> _CHALLENGE_
Read the records and gather each line that includes "JSON".

------------------------------

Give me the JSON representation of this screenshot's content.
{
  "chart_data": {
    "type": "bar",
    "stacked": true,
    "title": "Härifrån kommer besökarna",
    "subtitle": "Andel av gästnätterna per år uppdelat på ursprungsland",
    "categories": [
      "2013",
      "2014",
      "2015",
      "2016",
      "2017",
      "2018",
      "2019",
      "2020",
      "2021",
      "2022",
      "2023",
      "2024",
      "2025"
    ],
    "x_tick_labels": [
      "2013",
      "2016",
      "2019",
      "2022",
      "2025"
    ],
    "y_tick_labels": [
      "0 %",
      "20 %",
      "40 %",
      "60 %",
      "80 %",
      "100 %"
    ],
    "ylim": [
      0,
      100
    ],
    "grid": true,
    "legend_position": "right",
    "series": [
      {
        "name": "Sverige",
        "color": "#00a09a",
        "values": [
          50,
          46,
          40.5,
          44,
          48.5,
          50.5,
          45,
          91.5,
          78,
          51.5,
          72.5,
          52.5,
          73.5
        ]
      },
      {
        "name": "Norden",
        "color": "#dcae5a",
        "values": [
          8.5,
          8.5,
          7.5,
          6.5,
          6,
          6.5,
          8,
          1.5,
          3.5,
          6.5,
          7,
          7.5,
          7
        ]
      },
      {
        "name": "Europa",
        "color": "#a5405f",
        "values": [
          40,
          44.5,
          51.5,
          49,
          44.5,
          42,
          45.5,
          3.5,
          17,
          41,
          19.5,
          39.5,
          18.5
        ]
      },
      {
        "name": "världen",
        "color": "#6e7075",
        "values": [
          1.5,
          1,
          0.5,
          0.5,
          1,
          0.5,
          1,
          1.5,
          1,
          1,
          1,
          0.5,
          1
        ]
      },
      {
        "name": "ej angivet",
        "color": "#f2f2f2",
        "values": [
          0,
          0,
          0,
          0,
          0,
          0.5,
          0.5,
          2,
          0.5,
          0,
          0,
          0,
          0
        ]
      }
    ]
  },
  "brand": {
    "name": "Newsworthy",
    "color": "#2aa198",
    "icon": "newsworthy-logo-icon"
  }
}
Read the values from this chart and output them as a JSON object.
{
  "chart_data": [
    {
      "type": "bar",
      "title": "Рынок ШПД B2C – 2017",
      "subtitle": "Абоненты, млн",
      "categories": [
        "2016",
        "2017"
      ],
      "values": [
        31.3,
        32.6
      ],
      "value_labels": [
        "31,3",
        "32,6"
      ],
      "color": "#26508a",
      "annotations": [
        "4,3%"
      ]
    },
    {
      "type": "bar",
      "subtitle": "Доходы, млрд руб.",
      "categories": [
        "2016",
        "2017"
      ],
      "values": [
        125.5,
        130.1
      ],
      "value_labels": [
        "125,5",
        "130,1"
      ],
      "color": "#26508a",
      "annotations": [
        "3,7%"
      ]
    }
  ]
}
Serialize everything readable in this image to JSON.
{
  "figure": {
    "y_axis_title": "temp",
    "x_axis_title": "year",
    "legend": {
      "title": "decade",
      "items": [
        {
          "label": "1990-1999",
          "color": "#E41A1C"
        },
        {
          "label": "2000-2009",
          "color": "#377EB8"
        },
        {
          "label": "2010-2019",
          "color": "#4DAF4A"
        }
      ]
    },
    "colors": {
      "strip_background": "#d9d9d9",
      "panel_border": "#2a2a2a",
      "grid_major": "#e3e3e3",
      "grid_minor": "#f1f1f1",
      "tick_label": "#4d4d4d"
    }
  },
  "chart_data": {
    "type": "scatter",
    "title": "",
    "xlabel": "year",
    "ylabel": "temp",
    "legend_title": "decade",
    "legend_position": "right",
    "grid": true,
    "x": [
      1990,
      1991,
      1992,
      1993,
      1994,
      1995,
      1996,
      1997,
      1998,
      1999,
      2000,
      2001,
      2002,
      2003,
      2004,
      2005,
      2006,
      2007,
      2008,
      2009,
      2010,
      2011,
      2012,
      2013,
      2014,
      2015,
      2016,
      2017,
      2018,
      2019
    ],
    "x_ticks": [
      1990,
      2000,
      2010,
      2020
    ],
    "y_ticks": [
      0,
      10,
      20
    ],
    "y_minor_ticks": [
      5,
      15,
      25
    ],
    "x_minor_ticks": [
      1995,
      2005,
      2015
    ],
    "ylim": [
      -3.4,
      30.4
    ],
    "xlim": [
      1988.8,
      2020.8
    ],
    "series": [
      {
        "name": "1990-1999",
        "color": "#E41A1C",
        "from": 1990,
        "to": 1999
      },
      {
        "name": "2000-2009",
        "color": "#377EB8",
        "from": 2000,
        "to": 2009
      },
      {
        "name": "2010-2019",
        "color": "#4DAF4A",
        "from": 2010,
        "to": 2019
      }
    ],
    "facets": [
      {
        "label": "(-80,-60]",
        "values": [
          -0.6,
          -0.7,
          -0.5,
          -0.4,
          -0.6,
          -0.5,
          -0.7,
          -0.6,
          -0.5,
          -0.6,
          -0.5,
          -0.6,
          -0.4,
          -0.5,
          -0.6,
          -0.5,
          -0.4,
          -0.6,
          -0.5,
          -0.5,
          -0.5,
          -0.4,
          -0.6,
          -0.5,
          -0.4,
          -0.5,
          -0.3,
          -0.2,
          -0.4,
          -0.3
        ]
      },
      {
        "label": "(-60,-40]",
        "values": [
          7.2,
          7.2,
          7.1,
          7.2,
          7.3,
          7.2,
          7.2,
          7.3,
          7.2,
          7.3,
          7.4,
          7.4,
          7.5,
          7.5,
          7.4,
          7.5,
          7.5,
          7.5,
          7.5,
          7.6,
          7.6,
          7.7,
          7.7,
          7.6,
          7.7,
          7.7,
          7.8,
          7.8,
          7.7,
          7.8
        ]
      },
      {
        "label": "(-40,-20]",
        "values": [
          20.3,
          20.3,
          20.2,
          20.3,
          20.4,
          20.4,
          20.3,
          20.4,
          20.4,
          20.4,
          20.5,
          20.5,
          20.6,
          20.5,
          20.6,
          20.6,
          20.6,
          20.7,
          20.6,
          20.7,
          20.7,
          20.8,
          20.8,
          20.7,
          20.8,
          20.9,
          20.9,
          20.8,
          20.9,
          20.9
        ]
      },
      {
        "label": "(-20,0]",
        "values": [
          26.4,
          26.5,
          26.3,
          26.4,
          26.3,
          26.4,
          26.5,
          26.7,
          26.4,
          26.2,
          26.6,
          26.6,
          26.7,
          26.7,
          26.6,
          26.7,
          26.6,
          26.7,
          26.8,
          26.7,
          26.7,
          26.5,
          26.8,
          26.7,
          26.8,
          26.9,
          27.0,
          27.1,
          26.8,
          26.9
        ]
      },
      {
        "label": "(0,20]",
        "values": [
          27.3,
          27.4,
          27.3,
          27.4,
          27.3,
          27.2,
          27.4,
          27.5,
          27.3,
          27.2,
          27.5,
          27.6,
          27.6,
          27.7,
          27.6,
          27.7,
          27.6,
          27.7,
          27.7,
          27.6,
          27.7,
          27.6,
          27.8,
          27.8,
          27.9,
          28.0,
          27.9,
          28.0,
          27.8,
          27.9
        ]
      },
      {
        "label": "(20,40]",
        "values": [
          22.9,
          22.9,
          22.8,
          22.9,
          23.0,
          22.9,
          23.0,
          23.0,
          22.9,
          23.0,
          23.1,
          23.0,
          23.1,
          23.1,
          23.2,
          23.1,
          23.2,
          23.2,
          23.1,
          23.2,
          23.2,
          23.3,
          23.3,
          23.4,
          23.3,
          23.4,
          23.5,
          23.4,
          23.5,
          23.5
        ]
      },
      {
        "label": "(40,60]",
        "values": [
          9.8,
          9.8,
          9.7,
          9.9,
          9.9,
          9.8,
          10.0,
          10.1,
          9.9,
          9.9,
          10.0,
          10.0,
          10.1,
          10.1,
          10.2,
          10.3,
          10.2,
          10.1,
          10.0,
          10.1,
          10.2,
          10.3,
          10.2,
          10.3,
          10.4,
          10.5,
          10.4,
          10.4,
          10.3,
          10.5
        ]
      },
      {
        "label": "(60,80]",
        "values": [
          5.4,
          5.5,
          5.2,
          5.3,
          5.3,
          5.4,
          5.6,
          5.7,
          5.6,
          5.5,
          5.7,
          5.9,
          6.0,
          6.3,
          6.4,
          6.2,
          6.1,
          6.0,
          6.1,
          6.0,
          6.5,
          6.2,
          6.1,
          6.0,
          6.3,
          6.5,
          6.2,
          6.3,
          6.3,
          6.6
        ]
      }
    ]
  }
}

------------------------------

> _SOLUTION FOR THIS EXERCISE_
Give me the JSON representation of this screenshot's content.
Read the values from this chart and output them as a JSON object.
Serialize everything readable in this image to JSON.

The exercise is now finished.